Collected data:

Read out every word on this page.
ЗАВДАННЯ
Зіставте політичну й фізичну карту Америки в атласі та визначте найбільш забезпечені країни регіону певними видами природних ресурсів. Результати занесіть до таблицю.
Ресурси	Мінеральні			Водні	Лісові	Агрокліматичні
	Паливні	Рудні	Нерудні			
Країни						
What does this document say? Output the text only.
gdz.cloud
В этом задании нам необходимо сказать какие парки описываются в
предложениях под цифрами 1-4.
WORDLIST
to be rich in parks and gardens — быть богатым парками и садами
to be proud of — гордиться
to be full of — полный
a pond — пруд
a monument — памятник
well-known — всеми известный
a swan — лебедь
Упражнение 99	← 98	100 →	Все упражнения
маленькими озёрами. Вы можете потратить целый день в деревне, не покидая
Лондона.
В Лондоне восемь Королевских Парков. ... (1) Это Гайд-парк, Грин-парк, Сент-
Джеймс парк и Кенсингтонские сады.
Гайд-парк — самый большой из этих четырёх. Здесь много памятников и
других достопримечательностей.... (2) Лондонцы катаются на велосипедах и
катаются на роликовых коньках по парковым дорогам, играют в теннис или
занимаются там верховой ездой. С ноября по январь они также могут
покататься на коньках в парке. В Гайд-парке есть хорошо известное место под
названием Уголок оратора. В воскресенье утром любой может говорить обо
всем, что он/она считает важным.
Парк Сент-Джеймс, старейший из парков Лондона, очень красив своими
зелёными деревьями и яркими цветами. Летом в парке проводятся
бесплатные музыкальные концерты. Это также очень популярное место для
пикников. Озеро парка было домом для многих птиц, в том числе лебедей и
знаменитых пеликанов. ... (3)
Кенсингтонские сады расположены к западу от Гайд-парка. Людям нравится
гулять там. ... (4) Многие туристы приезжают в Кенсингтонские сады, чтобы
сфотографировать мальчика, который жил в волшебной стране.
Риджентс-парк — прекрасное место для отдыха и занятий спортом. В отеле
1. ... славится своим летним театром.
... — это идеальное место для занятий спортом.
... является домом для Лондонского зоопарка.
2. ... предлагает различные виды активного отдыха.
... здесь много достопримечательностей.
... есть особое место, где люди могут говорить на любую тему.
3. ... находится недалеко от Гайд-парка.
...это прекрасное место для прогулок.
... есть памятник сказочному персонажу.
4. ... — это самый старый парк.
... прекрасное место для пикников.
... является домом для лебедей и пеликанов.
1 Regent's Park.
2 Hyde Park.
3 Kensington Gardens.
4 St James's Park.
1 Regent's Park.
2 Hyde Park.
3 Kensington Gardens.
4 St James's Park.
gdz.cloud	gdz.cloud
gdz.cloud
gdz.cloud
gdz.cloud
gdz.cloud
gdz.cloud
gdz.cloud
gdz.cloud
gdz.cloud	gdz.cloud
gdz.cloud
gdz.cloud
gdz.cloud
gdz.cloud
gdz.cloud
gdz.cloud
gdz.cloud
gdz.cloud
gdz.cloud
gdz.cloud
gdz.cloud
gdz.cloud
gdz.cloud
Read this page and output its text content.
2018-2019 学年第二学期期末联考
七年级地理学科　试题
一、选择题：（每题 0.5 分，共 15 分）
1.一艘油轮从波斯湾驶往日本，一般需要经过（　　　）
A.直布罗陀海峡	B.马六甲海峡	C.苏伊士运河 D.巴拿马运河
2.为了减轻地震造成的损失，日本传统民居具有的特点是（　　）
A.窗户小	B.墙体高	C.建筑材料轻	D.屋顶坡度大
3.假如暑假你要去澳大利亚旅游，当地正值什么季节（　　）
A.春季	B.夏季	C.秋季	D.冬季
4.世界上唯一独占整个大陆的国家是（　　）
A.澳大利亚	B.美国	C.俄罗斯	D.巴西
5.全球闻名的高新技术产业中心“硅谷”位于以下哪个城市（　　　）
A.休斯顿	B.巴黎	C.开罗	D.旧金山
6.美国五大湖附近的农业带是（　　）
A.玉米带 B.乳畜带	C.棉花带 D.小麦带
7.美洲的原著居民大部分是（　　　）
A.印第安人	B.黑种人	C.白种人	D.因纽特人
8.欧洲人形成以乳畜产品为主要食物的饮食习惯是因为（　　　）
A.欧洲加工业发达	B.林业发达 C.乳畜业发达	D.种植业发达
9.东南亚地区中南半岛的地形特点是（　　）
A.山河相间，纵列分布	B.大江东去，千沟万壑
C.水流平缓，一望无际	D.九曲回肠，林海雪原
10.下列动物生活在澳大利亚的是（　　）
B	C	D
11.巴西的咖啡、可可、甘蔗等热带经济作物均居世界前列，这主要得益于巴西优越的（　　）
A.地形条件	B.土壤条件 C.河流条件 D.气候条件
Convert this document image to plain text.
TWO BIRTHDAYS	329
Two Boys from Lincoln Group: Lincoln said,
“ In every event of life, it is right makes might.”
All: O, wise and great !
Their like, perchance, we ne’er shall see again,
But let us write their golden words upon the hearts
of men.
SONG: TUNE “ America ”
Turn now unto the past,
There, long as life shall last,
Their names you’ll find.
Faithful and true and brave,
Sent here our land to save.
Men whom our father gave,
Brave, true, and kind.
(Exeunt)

# Goal
Set down, exactly and in full, the lines from the one containing "Read this page and output its text content." through the end of the entries; no other line belongs.

# Answer to the task
Read this page and output its text content.
2018-2019 学年第二学期期末联考
七年级地理学科　试题
一、选择题：（每题 0.5 分，共 15 分）
1.一艘油轮从波斯湾驶往日本，一般需要经过（　　　）
A.直布罗陀海峡	B.马六甲海峡	C.苏伊士运河 D.巴拿马运河
2.为了减轻地震造成的损失，日本传统民居具有的特点是（　　）
A.窗户小	B.墙体高	C.建筑材料轻	D.屋顶坡度大
3.假如暑假你要去澳大利亚旅游，当地正值什么季节（　　）
A.春季	B.夏季	C.秋季	D.冬季
4.世界上唯一独占整个大陆的国家是（　　）
A.澳大利亚	B.美国	C.俄罗斯	D.巴西
5.全球闻名的高新技术产业中心“硅谷”位于以下哪个城市（　　　）
A.休斯顿	B.巴黎	C.开罗	D.旧金山
6.美国五大湖附近的农业带是（　　）
A.玉米带 B.乳畜带	C.棉花带 D.小麦带
7.美洲的原著居民大部分是（　　　）
A.印第安人	B.黑种人	C.白种人	D.因纽特人
8.欧洲人形成以乳畜产品为主要食物的饮食习惯是因为（　　　）
A.欧洲加工业发达	B.林业发达 C.乳畜业发达	D.种植业发达
9.东南亚地区中南半岛的地形特点是（　　）
A.山河相间，纵列分布	B.大江东去，千沟万壑
C.水流平缓，一望无际	D.九曲回肠，林海雪原
10.下列动物生活在澳大利亚的是（　　）
B	C	D
11.巴西的咖啡、可可、甘蔗等热带经济作物均居世界前列，这主要得益于巴西优越的（　　）
A.地形条件	B.土壤条件 C.河流条件 D.气候条件
Convert this document image to plain text.
TWO BIRTHDAYS	329
Two Boys from Lincoln Group: Lincoln said,
“ In every event of life, it is right makes might.”
All: O, wise and great !
Their like, perchance, we ne’er shall see again,
But let us write their golden words upon the hearts
of men.
SONG: TUNE “ America ”
Turn now unto the past,
There, long as life shall last,
Their names you’ll find.
Faithful and true and brave,
Sent here our land to save.
Men whom our father gave,
Brave, true, and kind.
(Exeunt)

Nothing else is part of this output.